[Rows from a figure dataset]

▬▬▬▬▬▬▬▬▬▬

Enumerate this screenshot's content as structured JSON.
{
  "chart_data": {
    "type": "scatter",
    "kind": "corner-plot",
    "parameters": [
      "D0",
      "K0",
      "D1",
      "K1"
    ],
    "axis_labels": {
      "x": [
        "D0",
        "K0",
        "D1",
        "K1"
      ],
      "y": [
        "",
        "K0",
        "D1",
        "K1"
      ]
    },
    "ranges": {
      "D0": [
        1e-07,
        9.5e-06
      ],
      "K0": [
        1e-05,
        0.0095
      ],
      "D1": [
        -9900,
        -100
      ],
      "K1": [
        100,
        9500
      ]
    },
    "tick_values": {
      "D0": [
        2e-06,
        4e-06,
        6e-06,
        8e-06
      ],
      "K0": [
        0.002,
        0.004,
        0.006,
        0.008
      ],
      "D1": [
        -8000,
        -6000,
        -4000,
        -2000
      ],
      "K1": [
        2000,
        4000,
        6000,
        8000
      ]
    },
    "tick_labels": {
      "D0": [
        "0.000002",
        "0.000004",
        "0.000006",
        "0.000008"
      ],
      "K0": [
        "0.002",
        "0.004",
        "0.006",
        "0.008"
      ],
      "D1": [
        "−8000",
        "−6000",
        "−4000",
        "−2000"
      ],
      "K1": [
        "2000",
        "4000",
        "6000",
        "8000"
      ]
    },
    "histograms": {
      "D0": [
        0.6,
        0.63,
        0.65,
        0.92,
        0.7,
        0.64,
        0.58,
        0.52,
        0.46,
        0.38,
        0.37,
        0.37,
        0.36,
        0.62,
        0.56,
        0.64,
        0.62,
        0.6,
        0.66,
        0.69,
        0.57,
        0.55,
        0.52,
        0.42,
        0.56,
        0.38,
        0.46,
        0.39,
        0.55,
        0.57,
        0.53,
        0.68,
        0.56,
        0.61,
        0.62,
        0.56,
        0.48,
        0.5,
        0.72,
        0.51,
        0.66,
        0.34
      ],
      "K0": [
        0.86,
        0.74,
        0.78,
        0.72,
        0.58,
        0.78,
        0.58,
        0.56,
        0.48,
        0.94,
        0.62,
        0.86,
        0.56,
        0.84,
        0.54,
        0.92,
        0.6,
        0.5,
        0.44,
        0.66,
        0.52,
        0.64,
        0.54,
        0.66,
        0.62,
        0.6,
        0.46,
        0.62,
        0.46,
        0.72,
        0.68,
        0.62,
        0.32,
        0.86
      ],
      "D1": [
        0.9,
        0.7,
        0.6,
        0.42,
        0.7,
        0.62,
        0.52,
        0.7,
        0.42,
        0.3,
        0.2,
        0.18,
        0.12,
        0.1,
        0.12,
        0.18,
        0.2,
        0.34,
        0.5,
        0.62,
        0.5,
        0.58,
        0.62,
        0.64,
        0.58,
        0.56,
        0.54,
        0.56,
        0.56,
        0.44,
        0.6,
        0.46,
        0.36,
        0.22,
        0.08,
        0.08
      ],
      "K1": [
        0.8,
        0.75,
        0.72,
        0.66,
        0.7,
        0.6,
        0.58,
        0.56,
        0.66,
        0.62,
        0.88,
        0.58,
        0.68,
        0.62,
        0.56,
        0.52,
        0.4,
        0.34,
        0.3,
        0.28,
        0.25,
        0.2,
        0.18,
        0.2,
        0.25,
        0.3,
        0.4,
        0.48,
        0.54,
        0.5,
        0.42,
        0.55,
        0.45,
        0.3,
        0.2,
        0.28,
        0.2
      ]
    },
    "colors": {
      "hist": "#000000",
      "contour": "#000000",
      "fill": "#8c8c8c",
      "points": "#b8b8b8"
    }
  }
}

▬▬▬▬▬▬▬▬▬▬

**Exercise details**
Give back all the data exactly as written.

**Task response**
Enumerate this screenshot's content as structured JSON.
{
  "chart_data": {
    "type": "scatter",
    "kind": "corner-plot",
    "parameters": [
      "D0",
      "K0",
      "D1",
      "K1"
    ],
    "axis_labels": {
      "x": [
        "D0",
        "K0",
        "D1",
        "K1"
      ],
      "y": [
        "",
        "K0",
        "D1",
        "K1"
      ]
    },
    "ranges": {
      "D0": [
        1e-07,
        9.5e-06
      ],
      "K0": [
        1e-05,
        0.0095
      ],
      "D1": [
        -9900,
        -100
      ],
      "K1": [
        100,
        9500
      ]
    },
    "tick_values": {
      "D0": [
        2e-06,
        4e-06,
        6e-06,
        8e-06
      ],
      "K0": [
        0.002,
        0.004,
        0.006,
        0.008
      ],
      "D1": [
        -8000,
        -6000,
        -4000,
        -2000
      ],
      "K1": [
        2000,
        4000,
        6000,
        8000
      ]
    },
    "tick_labels": {
      "D0": [
        "0.000002",
        "0.000004",
        "0.000006",
        "0.000008"
      ],
      "K0": [
        "0.002",
        "0.004",
        "0.006",
        "0.008"
      ],
      "D1": [
        "−8000",
        "−6000",
        "−4000",
        "−2000"
      ],
      "K1": [
        "2000",
        "4000",
        "6000",
        "8000"
      ]
    },
    "histograms": {
      "D0": [
        0.6,
        0.63,
        0.65,
        0.92,
        0.7,
        0.64,
        0.58,
        0.52,
        0.46,
        0.38,
        0.37,
        0.37,
        0.36,
        0.62,
        0.56,
        0.64,
        0.62,
        0.6,
        0.66,
        0.69,
        0.57,
        0.55,
        0.52,
        0.42,
        0.56,
        0.38,
        0.46,
        0.39,
        0.55,
        0.57,
        0.53,
        0.68,
        0.56,
        0.61,
        0.62,
        0.56,
        0.48,
        0.5,
        0.72,
        0.51,
        0.66,
        0.34
      ],
      "K0": [
        0.86,
        0.74,
        0.78,
        0.72,
        0.58,
        0.78,
        0.58,
        0.56,
        0.48,
        0.94,
        0.62,
        0.86,
        0.56,
        0.84,
        0.54,
        0.92,
        0.6,
        0.5,
        0.44,
        0.66,
        0.52,
        0.64,
        0.54,
        0.66,
        0.62,
        0.6,
        0.46,
        0.62,
        0.46,
        0.72,
        0.68,
        0.62,
        0.32,
        0.86
      ],
      "D1": [
        0.9,
        0.7,
        0.6,
        0.42,
        0.7,
        0.62,
        0.52,
        0.7,
        0.42,
        0.3,
        0.2,
        0.18,
        0.12,
        0.1,
        0.12,
        0.18,
        0.2,
        0.34,
        0.5,
        0.62,
        0.5,
        0.58,
        0.62,
        0.64,
        0.58,
        0.56,
        0.54,
        0.56,
        0.56,
        0.44,
        0.6,
        0.46,
        0.36,
        0.22,
        0.08,
        0.08
      ],
      "K1": [
        0.8,
        0.75,
        0.72,
        0.66,
        0.7,
        0.6,
        0.58,
        0.56,
        0.66,
        0.62,
        0.88,
        0.58,
        0.68,
        0.62,
        0.56,
        0.52,
        0.4,
        0.34,
        0.3,
        0.28,
        0.25,
        0.2,
        0.18,
        0.2,
        0.25,
        0.3,
        0.4,
        0.48,
        0.54,
        0.5,
        0.42,
        0.55,
        0.45,
        0.3,
        0.2,
        0.28,
        0.2
      ]
    },
    "colors": {
      "hist": "#000000",
      "contour": "#000000",
      "fill": "#8c8c8c",
      "points": "#b8b8b8"
    }
  }
}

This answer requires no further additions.